▶ _WRITTEN PROBLEM_: Repeat everything in the material exactly.

▶ _SUPPLIED INFORMATION_:
** Start **

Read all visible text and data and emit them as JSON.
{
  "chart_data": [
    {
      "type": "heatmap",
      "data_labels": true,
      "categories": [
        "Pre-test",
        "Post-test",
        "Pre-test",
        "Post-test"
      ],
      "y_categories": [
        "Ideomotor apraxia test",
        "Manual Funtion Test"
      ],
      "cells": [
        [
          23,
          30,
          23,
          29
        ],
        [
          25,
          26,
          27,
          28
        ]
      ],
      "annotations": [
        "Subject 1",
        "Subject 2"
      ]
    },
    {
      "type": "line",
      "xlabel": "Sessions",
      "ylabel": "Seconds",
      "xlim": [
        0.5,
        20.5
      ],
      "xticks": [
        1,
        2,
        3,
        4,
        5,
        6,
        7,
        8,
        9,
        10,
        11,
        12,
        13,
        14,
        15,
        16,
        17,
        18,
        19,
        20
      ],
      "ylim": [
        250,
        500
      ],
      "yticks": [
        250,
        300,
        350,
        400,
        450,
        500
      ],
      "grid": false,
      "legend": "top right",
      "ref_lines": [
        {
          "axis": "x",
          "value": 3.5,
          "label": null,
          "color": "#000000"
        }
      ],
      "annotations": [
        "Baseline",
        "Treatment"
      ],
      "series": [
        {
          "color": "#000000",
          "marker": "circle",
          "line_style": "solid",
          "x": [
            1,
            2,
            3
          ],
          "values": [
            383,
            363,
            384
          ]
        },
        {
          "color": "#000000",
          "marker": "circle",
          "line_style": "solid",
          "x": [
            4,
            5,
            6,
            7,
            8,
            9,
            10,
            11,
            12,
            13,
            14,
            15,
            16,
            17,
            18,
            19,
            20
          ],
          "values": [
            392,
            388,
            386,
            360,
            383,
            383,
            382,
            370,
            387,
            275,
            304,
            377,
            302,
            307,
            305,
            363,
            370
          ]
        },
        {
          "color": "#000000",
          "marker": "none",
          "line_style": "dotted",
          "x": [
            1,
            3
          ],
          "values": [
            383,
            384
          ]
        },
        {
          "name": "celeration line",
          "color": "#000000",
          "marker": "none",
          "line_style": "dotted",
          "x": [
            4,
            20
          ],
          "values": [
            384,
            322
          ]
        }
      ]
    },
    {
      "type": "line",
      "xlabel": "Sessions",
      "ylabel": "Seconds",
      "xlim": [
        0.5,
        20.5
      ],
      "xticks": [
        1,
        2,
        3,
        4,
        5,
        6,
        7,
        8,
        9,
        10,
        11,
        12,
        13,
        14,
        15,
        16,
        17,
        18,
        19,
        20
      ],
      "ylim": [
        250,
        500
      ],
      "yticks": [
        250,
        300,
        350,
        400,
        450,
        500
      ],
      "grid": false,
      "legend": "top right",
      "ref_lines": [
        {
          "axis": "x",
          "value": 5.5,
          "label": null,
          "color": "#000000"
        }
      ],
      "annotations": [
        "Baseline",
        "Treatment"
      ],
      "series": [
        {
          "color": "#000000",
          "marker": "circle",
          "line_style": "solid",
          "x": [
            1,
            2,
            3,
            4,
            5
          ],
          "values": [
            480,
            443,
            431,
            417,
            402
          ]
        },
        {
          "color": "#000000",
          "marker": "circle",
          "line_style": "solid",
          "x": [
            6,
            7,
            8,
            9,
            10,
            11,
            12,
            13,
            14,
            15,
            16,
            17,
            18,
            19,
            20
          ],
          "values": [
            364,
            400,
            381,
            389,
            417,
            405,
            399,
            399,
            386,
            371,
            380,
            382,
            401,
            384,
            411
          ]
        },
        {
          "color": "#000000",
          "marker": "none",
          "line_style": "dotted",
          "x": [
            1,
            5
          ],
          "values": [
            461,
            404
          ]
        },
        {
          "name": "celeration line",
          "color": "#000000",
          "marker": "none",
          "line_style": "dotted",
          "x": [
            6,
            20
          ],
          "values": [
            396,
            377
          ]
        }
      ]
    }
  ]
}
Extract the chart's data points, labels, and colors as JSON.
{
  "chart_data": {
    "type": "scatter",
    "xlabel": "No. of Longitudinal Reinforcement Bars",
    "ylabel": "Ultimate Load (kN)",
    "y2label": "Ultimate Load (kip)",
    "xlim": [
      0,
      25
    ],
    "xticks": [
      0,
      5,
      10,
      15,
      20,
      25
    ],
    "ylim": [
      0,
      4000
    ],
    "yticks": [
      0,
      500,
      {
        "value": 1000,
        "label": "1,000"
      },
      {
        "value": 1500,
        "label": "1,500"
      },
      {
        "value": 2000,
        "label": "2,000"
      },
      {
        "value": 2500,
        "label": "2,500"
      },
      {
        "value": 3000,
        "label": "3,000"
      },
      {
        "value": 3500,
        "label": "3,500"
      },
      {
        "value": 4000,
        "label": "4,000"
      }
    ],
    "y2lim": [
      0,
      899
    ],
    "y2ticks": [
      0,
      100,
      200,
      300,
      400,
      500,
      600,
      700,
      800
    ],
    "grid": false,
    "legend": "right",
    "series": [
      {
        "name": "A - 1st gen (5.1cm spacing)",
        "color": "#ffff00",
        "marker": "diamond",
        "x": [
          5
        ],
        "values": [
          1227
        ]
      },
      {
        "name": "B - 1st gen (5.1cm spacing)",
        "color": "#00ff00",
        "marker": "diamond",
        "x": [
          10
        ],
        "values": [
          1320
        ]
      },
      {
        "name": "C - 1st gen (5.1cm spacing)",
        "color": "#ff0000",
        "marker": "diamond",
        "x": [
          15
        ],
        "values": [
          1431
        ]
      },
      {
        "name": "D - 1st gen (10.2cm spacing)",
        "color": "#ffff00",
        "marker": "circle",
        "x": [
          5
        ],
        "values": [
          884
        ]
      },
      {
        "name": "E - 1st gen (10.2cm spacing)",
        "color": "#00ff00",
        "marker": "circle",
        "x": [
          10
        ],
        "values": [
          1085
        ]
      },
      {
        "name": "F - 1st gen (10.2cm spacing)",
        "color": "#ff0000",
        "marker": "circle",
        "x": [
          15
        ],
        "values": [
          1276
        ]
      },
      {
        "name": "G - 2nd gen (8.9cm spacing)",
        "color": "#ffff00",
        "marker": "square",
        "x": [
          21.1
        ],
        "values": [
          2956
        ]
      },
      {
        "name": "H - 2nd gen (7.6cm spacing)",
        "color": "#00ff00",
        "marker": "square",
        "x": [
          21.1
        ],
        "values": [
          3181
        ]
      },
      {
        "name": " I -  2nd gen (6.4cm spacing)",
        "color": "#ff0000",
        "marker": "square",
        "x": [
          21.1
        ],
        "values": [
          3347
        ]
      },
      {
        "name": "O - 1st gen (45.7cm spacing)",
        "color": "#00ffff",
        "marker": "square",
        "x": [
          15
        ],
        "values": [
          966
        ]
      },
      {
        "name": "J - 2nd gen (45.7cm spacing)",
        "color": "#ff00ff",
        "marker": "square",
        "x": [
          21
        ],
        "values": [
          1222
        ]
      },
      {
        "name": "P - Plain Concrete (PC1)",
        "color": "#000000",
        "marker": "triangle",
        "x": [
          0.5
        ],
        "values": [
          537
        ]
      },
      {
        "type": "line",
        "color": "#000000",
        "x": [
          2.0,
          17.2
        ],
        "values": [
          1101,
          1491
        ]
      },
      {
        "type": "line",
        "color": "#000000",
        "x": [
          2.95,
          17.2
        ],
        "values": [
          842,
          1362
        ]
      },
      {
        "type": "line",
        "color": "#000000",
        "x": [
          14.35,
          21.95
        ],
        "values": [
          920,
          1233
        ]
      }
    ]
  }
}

** End **

▶ _ANSWER TO THE EXERCISE_:
Read all visible text and data and emit them as JSON.
{
  "chart_data": [
    {
      "type": "heatmap",
      "data_labels": true,
      "categories": [
        "Pre-test",
        "Post-test",
        "Pre-test",
        "Post-test"
      ],
      "y_categories": [
        "Ideomotor apraxia test",
        "Manual Funtion Test"
      ],
      "cells": [
        [
          23,
          30,
          23,
          29
        ],
        [
          25,
          26,
          27,
          28
        ]
      ],
      "annotations": [
        "Subject 1",
        "Subject 2"
      ]
    },
    {
      "type": "line",
      "xlabel": "Sessions",
      "ylabel": "Seconds",
      "xlim": [
        0.5,
        20.5
      ],
      "xticks": [
        1,
        2,
        3,
        4,
        5,
        6,
        7,
        8,
        9,
        10,
        11,
        12,
        13,
        14,
        15,
        16,
        17,
        18,
        19,
        20
      ],
      "ylim": [
        250,
        500
      ],
      "yticks": [
        250,
        300,
        350,
        400,
        450,
        500
      ],
      "grid": false,
      "legend": "top right",
      "ref_lines": [
        {
          "axis": "x",
          "value": 3.5,
          "label": null,
          "color": "#000000"
        }
      ],
      "annotations": [
        "Baseline",
        "Treatment"
      ],
      "series": [
        {
          "color": "#000000",
          "marker": "circle",
          "line_style": "solid",
          "x": [
            1,
            2,
            3
          ],
          "values": [
            383,
            363,
            384
          ]
        },
        {
          "color": "#000000",
          "marker": "circle",
          "line_style": "solid",
          "x": [
            4,
            5,
            6,
            7,
            8,
            9,
            10,
            11,
            12,
            13,
            14,
            15,
            16,
            17,
            18,
            19,
            20
          ],
          "values": [
            392,
            388,
            386,
            360,
            383,
            383,
            382,
            370,
            387,
            275,
            304,
            377,
            302,
            307,
            305,
            363,
            370
          ]
        },
        {
          "color": "#000000",
          "marker": "none",
          "line_style": "dotted",
          "x": [
            1,
            3
          ],
          "values": [
            383,
            384
          ]
        },
        {
          "name": "celeration line",
          "color": "#000000",
          "marker": "none",
          "line_style": "dotted",
          "x": [
            4,
            20
          ],
          "values": [
            384,
            322
          ]
        }
      ]
    },
    {
      "type": "line",
      "xlabel": "Sessions",
      "ylabel": "Seconds",
      "xlim": [
        0.5,
        20.5
      ],
      "xticks": [
        1,
        2,
        3,
        4,
        5,
        6,
        7,
        8,
        9,
        10,
        11,
        12,
        13,
        14,
        15,
        16,
        17,
        18,
        19,
        20
      ],
      "ylim": [
        250,
        500
      ],
      "yticks": [
        250,
        300,
        350,
        400,
        450,
        500
      ],
      "grid": false,
      "legend": "top right",
      "ref_lines": [
        {
          "axis": "x",
          "value": 5.5,
          "label": null,
          "color": "#000000"
        }
      ],
      "annotations": [
        "Baseline",
        "Treatment"
      ],
      "series": [
        {
          "color": "#000000",
          "marker": "circle",
          "line_style": "solid",
          "x": [
            1,
            2,
            3,
            4,
            5
          ],
          "values": [
            480,
            443,
            431,
            417,
            402
          ]
        },
        {
          "color": "#000000",
          "marker": "circle",
          "line_style": "solid",
          "x": [
            6,
            7,
            8,
            9,
            10,
            11,
            12,
            13,
            14,
            15,
            16,
            17,
            18,
            19,
            20
          ],
          "values": [
            364,
            400,
            381,
            389,
            417,
            405,
            399,
            399,
            386,
            371,
            380,
            382,
            401,
            384,
            411
          ]
        },
        {
          "color": "#000000",
          "marker": "none",
          "line_style": "dotted",
          "x": [
            1,
            5
          ],
          "values": [
            461,
            404
          ]
        },
        {
          "name": "celeration line",
          "color": "#000000",
          "marker": "none",
          "line_style": "dotted",
          "x": [
            6,
            20
          ],
          "values": [
            396,
            377
          ]
        }
      ]
    }
  ]
}
Extract the chart's data points, labels, and colors as JSON.
{
  "chart_data": {
    "type": "scatter",
    "xlabel": "No. of Longitudinal Reinforcement Bars",
    "ylabel": "Ultimate Load (kN)",
    "y2label": "Ultimate Load (kip)",
    "xlim": [
      0,
      25
    ],
    "xticks": [
      0,
      5,
      10,
      15,
      20,
      25
    ],
    "ylim": [
      0,
      4000
    ],
    "yticks": [
      0,
      500,
      {
        "value": 1000,
        "label": "1,000"
      },
      {
        "value": 1500,
        "label": "1,500"
      },
      {
        "value": 2000,
        "label": "2,000"
      },
      {
        "value": 2500,
        "label": "2,500"
      },
      {
        "value": 3000,
        "label": "3,000"
      },
      {
        "value": 3500,
        "label": "3,500"
      },
      {
        "value": 4000,
        "label": "4,000"
      }
    ],
    "y2lim": [
      0,
      899
    ],
    "y2ticks": [
      0,
      100,
      200,
      300,
      400,
      500,
      600,
      700,
      800
    ],
    "grid": false,
    "legend": "right",
    "series": [
      {
        "name": "A - 1st gen (5.1cm spacing)",
        "color": "#ffff00",
        "marker": "diamond",
        "x": [
          5
        ],
        "values": [
          1227
        ]
      },
      {
        "name": "B - 1st gen (5.1cm spacing)",
        "color": "#00ff00",
        "marker": "diamond",
        "x": [
          10
        ],
        "values": [
          1320
        ]
      },
      {
        "name": "C - 1st gen (5.1cm spacing)",
        "color": "#ff0000",
        "marker": "diamond",
        "x": [
          15
        ],
        "values": [
          1431
        ]
      },
      {
        "name": "D - 1st gen (10.2cm spacing)",
        "color": "#ffff00",
        "marker": "circle",
        "x": [
          5
        ],
        "values": [
          884
        ]
      },
      {
        "name": "E - 1st gen (10.2cm spacing)",
        "color": "#00ff00",
        "marker": "circle",
        "x": [
          10
        ],
        "values": [
          1085
        ]
      },
      {
        "name": "F - 1st gen (10.2cm spacing)",
        "color": "#ff0000",
        "marker": "circle",
        "x": [
          15
        ],
        "values": [
          1276
        ]
      },
      {
        "name": "G - 2nd gen (8.9cm spacing)",
        "color": "#ffff00",
        "marker": "square",
        "x": [
          21.1
        ],
        "values": [
          2956
        ]
      },
      {
        "name": "H - 2nd gen (7.6cm spacing)",
        "color": "#00ff00",
        "marker": "square",
        "x": [
          21.1
        ],
        "values": [
          3181
        ]
      },
      {
        "name": " I -  2nd gen (6.4cm spacing)",
        "color": "#ff0000",
        "marker": "square",
        "x": [
          21.1
        ],
        "values": [
          3347
        ]
      },
      {
        "name": "O - 1st gen (45.7cm spacing)",
        "color": "#00ffff",
        "marker": "square",
        "x": [
          15
        ],
        "values": [
          966
        ]
      },
      {
        "name": "J - 2nd gen (45.7cm spacing)",
        "color": "#ff00ff",
        "marker": "square",
        "x": [
          21
        ],
        "values": [
          1222
        ]
      },
      {
        "name": "P - Plain Concrete (PC1)",
        "color": "#000000",
        "marker": "triangle",
        "x": [
          0.5
        ],
        "values": [
          537
        ]
      },
      {
        "type": "line",
        "color": "#000000",
        "x": [
          2.0,
          17.2
        ],
        "values": [
          1101,
          1491
        ]
      },
      {
        "type": "line",
        "color": "#000000",
        "x": [
          2.95,
          17.2
        ],
        "values": [
          842,
          1362
        ]
      },
      {
        "type": "line",
        "color": "#000000",
        "x": [
          14.35,
          21.95
        ],
        "values": [
          920,
          1233
        ]
      }
    ]
  }
}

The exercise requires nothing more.